[SET PROBLEM]: Output each entry exactly; skip nothing.

[MATERIAL PROVIDED]:
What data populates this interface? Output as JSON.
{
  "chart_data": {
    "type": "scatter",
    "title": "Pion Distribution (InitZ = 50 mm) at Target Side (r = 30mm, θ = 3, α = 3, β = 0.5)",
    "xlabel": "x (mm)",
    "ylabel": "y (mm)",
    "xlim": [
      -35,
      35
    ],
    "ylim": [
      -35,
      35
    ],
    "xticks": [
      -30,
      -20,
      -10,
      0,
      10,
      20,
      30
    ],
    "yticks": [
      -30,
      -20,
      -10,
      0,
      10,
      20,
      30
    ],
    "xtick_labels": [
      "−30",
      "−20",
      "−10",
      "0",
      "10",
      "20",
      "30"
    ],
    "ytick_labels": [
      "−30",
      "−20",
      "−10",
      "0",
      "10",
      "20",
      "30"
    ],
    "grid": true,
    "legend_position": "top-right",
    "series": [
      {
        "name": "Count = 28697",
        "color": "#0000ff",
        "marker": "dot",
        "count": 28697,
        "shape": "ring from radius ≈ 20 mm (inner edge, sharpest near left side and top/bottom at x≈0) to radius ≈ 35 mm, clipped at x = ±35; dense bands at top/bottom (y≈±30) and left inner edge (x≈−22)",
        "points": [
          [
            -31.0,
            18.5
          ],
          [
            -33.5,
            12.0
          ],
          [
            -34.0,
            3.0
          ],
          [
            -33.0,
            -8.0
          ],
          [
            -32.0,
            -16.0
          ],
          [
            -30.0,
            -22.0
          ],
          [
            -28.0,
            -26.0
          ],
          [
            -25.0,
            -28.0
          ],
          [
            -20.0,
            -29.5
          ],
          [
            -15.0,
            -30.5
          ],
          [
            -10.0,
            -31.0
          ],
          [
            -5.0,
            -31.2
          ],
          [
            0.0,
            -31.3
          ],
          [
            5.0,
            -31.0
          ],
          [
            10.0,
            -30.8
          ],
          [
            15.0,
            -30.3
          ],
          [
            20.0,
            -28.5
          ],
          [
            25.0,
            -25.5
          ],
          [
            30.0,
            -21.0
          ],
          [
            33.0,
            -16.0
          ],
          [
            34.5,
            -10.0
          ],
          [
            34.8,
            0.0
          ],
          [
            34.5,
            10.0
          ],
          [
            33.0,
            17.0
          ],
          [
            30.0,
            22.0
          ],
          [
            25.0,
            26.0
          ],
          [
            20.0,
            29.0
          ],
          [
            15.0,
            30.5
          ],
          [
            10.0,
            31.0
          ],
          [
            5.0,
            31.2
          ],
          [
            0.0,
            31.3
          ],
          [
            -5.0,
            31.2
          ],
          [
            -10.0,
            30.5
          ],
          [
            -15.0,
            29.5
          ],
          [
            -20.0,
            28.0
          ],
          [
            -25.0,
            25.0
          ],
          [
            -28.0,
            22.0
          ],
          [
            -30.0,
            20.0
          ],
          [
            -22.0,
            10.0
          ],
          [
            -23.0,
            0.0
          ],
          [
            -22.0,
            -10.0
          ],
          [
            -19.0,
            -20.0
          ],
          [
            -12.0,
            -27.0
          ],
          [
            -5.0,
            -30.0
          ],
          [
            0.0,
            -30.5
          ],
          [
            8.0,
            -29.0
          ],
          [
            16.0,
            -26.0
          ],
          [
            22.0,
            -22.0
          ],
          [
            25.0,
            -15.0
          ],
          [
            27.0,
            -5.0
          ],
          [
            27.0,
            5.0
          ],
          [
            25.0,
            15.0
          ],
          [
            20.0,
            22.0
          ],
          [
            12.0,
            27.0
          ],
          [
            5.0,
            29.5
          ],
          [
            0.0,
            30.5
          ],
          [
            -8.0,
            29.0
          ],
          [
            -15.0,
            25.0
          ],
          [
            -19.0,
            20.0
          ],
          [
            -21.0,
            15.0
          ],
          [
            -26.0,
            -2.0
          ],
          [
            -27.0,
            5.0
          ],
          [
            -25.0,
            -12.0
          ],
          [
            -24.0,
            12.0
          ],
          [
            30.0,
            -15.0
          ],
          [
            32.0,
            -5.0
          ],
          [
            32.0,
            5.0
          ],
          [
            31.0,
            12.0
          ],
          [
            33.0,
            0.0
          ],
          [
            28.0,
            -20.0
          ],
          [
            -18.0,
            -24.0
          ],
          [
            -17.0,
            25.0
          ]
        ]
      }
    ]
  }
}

[COMPLETED EXERCISE]:
What data populates this interface? Output as JSON.
{
  "chart_data": {
    "type": "scatter",
    "title": "Pion Distribution (InitZ = 50 mm) at Target Side (r = 30mm, θ = 3, α = 3, β = 0.5)",
    "xlabel": "x (mm)",
    "ylabel": "y (mm)",
    "xlim": [
      -35,
      35
    ],
    "ylim": [
      -35,
      35
    ],
    "xticks": [
      -30,
      -20,
      -10,
      0,
      10,
      20,
      30
    ],
    "yticks": [
      -30,
      -20,
      -10,
      0,
      10,
      20,
      30
    ],
    "xtick_labels": [
      "−30",
      "−20",
      "−10",
      "0",
      "10",
      "20",
      "30"
    ],
    "ytick_labels": [
      "−30",
      "−20",
      "−10",
      "0",
      "10",
      "20",
      "30"
    ],
    "grid": true,
    "legend_position": "top-right",
    "series": [
      {
        "name": "Count = 28697",
        "color": "#0000ff",
        "marker": "dot",
        "count": 28697,
        "shape": "ring from radius ≈ 20 mm (inner edge, sharpest near left side and top/bottom at x≈0) to radius ≈ 35 mm, clipped at x = ±35; dense bands at top/bottom (y≈±30) and left inner edge (x≈−22)",
        "points": [
          [
            -31.0,
            18.5
          ],
          [
            -33.5,
            12.0
          ],
          [
            -34.0,
            3.0
          ],
          [
            -33.0,
            -8.0
          ],
          [
            -32.0,
            -16.0
          ],
          [
            -30.0,
            -22.0
          ],
          [
            -28.0,
            -26.0
          ],
          [
            -25.0,
            -28.0
          ],
          [
            -20.0,
            -29.5
          ],
          [
            -15.0,
            -30.5
          ],
          [
            -10.0,
            -31.0
          ],
          [
            -5.0,
            -31.2
          ],
          [
            0.0,
            -31.3
          ],
          [
            5.0,
            -31.0
          ],
          [
            10.0,
            -30.8
          ],
          [
            15.0,
            -30.3
          ],
          [
            20.0,
            -28.5
          ],
          [
            25.0,
            -25.5
          ],
          [
            30.0,
            -21.0
          ],
          [
            33.0,
            -16.0
          ],
          [
            34.5,
            -10.0
          ],
          [
            34.8,
            0.0
          ],
          [
            34.5,
            10.0
          ],
          [
            33.0,
            17.0
          ],
          [
            30.0,
            22.0
          ],
          [
            25.0,
            26.0
          ],
          [
            20.0,
            29.0
          ],
          [
            15.0,
            30.5
          ],
          [
            10.0,
            31.0
          ],
          [
            5.0,
            31.2
          ],
          [
            0.0,
            31.3
          ],
          [
            -5.0,
            31.2
          ],
          [
            -10.0,
            30.5
          ],
          [
            -15.0,
            29.5
          ],
          [
            -20.0,
            28.0
          ],
          [
            -25.0,
            25.0
          ],
          [
            -28.0,
            22.0
          ],
          [
            -30.0,
            20.0
          ],
          [
            -22.0,
            10.0
          ],
          [
            -23.0,
            0.0
          ],
          [
            -22.0,
            -10.0
          ],
          [
            -19.0,
            -20.0
          ],
          [
            -12.0,
            -27.0
          ],
          [
            -5.0,
            -30.0
          ],
          [
            0.0,
            -30.5
          ],
          [
            8.0,
            -29.0
          ],
          [
            16.0,
            -26.0
          ],
          [
            22.0,
            -22.0
          ],
          [
            25.0,
            -15.0
          ],
          [
            27.0,
            -5.0
          ],
          [
            27.0,
            5.0
          ],
          [
            25.0,
            15.0
          ],
          [
            20.0,
            22.0
          ],
          [
            12.0,
            27.0
          ],
          [
            5.0,
            29.5
          ],
          [
            0.0,
            30.5
          ],
          [
            -8.0,
            29.0
          ],
          [
            -15.0,
            25.0
          ],
          [
            -19.0,
            20.0
          ],
          [
            -21.0,
            15.0
          ],
          [
            -26.0,
            -2.0
          ],
          [
            -27.0,
            5.0
          ],
          [
            -25.0,
            -12.0
          ],
          [
            -24.0,
            12.0
          ],
          [
            30.0,
            -15.0
          ],
          [
            32.0,
            -5.0
          ],
          [
            32.0,
            5.0
          ],
          [
            31.0,
            12.0
          ],
          [
            33.0,
            0.0
          ],
          [
            28.0,
            -20.0
          ],
          [
            -18.0,
            -24.0
          ],
          [
            -17.0,
            25.0
          ]
        ]
      }
    ]
  }
}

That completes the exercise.